**実施課題**
#1 阿武松部屋の記事によると、親方は現役時代にどのような異名を取っていましたか。
#2 阿武松部屋の記事で、本文より前に置かれた見出しと肩書きの行を、「(左画像)」を除いてすべて挙げてください。
#3 阿武松部屋の記事の本文を、最後の文の次から引き継いで書き進めてください。
── 文書抜粋
ちばの人間探訪
「白いウルフ健在 気迫の指導!」
(左画像)
財団法人日本相撲協会 審判委員
阿武松(おおのまつ)部屋
阿武松 広生親方(元益荒雄)
相撲というと、実は“デブの力くらべ”位に思っていた。おまけに、力士は両国にしかいないと思いこんでいたが、習志野市鷺沼に阿武松部屋があると聞いて、今回取材にお邪魔させてもらうことになった。
稽古場に入ると、まず熱気に圧倒される。しばらくすると息苦しくなった。土俵ひとつで大勢の力士が稽古をしているからだ。ピリピリとした緊張に、知らずとこちらも目がつりあがってしまう。ガチンコという言葉は、真剣勝負を意味する相撲界の隠語で、稽古場で力士が激しくぶつかり合う時、「ガチン!」という音がするところから来ているという。その「ガチン」と「せいや!」という気合の入った声が響く稽古場は、まさに真剣勝負の場。鍛え抜かれた分厚い体は、思ったよりも素早い。気をぬけば、吹っ飛んでしまう。稽古では、その力士が何を考えてるか、人生まで出てしまうという。相撲の指導は元より、自分の人生において何かつかんで欲しいと語る親方は、いじめに合い、引きこもりをしていた少年が扉を叩いた時も、弟子として真剣に向き合った。どんな厳しい状況でも、決してあきらめないで、食らいつく。“白いウルフ”と異名を取った現役時代そのままに、今も後進の指導に当たる。
────
── 生データ
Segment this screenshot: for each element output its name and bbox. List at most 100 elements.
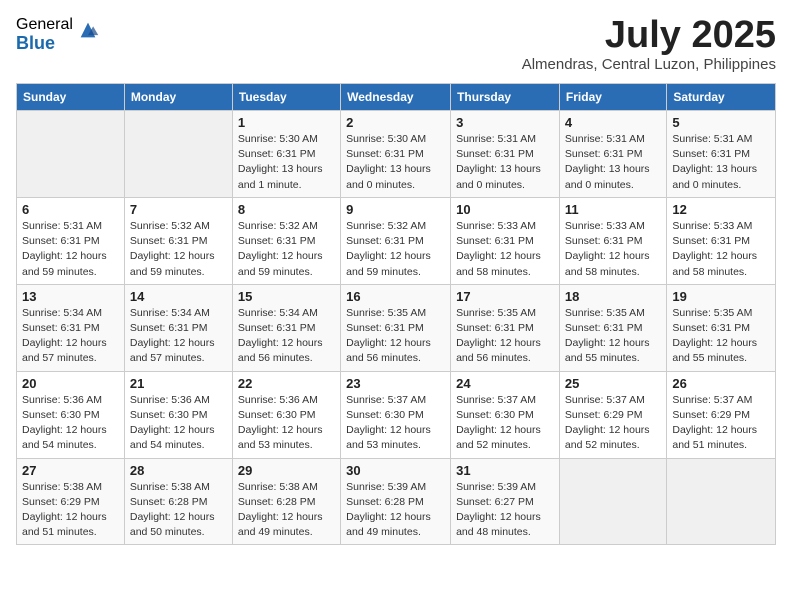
────
**解答例**
#1 “白いウルフ”

#2
ちばの人間探訪
「白いウルフ健在 気迫の指導!」
財団法人日本相撲協会 審判委員
阿武松(おおのまつ)部屋
阿武松 広生親方(元益荒雄)

#3
相撲には、国技や儀礼的要素もあり、何かと硬いイメージがつきまとうが、阿武松親方の考えは、進歩的だ。元来、ジムトレーニングでついた筋肉は、相撲に向かないとつれてきたが、効果的なトレーニング方法で、怪我のしにくい強靭な肉体を目指す。毎週土曜にキッズ阿武松という、子供向けの相撲教室も開いており、地域に貢献したい、相撲に親しんでもらいたいという親方の気持ちが伝わってくる。今回、何よりも楽しみだったのは、稽古後に頂くちゃんこ鍋。大鍋にグツグツと野菜や豚肉が煮込まれ、なんと力士が給仕してくれる。稽古後の親方の気さくな話しぶりに、一般の見学者も思わず“次の横綱の予想”を尋ねたりしながら、楽しくちゃんこを囲んだ。
テレビの普及で、一番しまったと思うことは、力士の迫力が薄れ、大相撲の魅力が損なわれたことではないだろうか。間近で見る力士達は、迫力もスピードも、テレビで観るのとは大違い。格闘技の中でも相撲が一番強いといわれる所以がわかった。ぜひ一度、足を運んでもらいたい場所である。
あなたも相撲ファンになること請け合いである。
*DATA*
http://www4.zero.ad.jp/onomatu/
(2007年6月)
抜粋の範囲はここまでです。